---------- Material provided ----------
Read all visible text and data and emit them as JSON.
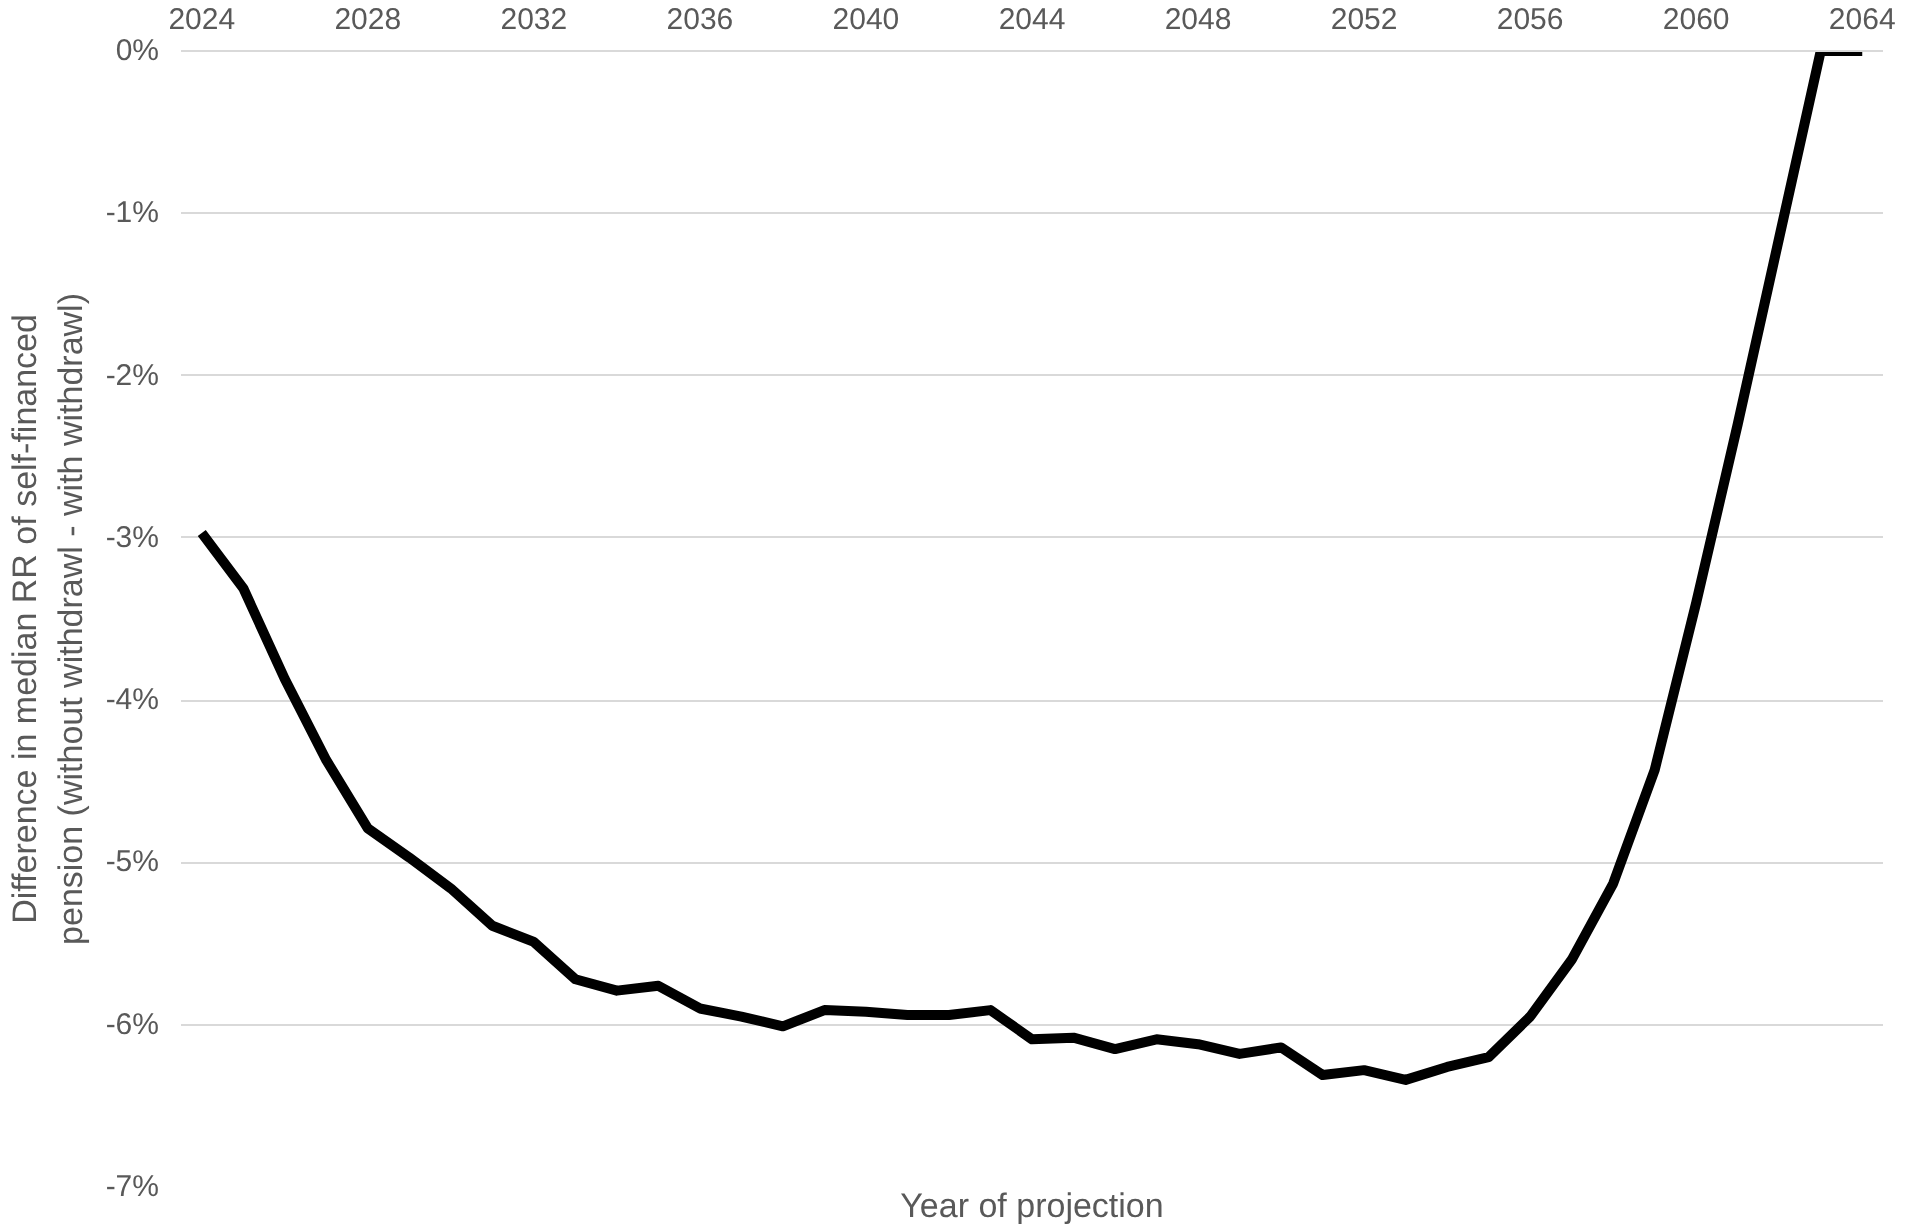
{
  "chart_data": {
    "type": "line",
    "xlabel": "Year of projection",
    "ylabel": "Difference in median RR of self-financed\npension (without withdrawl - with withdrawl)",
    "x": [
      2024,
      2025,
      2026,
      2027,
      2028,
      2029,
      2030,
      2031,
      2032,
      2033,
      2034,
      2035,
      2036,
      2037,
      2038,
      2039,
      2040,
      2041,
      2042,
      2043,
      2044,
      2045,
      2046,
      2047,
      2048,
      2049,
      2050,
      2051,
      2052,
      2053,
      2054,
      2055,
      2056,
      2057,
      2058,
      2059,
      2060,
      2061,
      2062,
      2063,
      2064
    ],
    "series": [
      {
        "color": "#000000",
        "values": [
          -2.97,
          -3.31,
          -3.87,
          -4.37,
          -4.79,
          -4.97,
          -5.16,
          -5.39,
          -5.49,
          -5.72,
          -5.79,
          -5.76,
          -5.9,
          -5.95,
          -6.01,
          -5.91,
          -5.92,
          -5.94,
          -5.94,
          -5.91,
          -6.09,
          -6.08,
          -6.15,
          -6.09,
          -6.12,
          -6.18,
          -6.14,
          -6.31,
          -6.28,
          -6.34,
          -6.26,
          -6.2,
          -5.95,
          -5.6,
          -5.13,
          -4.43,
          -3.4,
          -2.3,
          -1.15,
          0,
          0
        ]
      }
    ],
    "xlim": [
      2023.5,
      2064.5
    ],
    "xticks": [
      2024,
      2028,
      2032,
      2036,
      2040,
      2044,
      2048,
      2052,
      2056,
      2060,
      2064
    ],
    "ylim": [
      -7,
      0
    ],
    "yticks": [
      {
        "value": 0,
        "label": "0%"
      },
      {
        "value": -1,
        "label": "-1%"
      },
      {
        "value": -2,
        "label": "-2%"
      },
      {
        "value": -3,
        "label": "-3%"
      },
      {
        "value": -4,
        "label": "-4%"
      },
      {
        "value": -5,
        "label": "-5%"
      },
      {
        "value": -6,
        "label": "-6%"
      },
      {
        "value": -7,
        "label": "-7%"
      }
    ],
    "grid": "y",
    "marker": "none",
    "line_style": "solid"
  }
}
----------
Instruction. Set every line down exactly as written, leaving each picture out.

Written solution.
Read all visible text and data and emit them as JSON.
{
  "chart_data": {
    "type": "line",
    "xlabel": "Year of projection",
    "ylabel": "Difference in median RR of self-financed\npension (without withdrawl - with withdrawl)",
    "x": [
      2024,
      2025,
      2026,
      2027,
      2028,
      2029,
      2030,
      2031,
      2032,
      2033,
      2034,
      2035,
      2036,
      2037,
      2038,
      2039,
      2040,
      2041,
      2042,
      2043,
      2044,
      2045,
      2046,
      2047,
      2048,
      2049,
      2050,
      2051,
      2052,
      2053,
      2054,
      2055,
      2056,
      2057,
      2058,
      2059,
      2060,
      2061,
      2062,
      2063,
      2064
    ],
    "series": [
      {
        "color": "#000000",
        "values": [
          -2.97,
          -3.31,
          -3.87,
          -4.37,
          -4.79,
          -4.97,
          -5.16,
          -5.39,
          -5.49,
          -5.72,
          -5.79,
          -5.76,
          -5.9,
          -5.95,
          -6.01,
          -5.91,
          -5.92,
          -5.94,
          -5.94,
          -5.91,
          -6.09,
          -6.08,
          -6.15,
          -6.09,
          -6.12,
          -6.18,
          -6.14,
          -6.31,
          -6.28,
          -6.34,
          -6.26,
          -6.2,
          -5.95,
          -5.6,
          -5.13,
          -4.43,
          -3.4,
          -2.3,
          -1.15,
          0,
          0
        ]
      }
    ],
    "xlim": [
      2023.5,
      2064.5
    ],
    "xticks": [
      2024,
      2028,
      2032,
      2036,
      2040,
      2044,
      2048,
      2052,
      2056,
      2060,
      2064
    ],
    "ylim": [
      -7,
      0
    ],
    "yticks": [
      {
        "value": 0,
        "label": "0%"
      },
      {
        "value": -1,
        "label": "-1%"
      },
      {
        "value": -2,
        "label": "-2%"
      },
      {
        "value": -3,
        "label": "-3%"
      },
      {
        "value": -4,
        "label": "-4%"
      },
      {
        "value": -5,
        "label": "-5%"
      },
      {
        "value": -6,
        "label": "-6%"
      },
      {
        "value": -7,
        "label": "-7%"
      }
    ],
    "grid": "y",
    "marker": "none",
    "line_style": "solid"
  }
}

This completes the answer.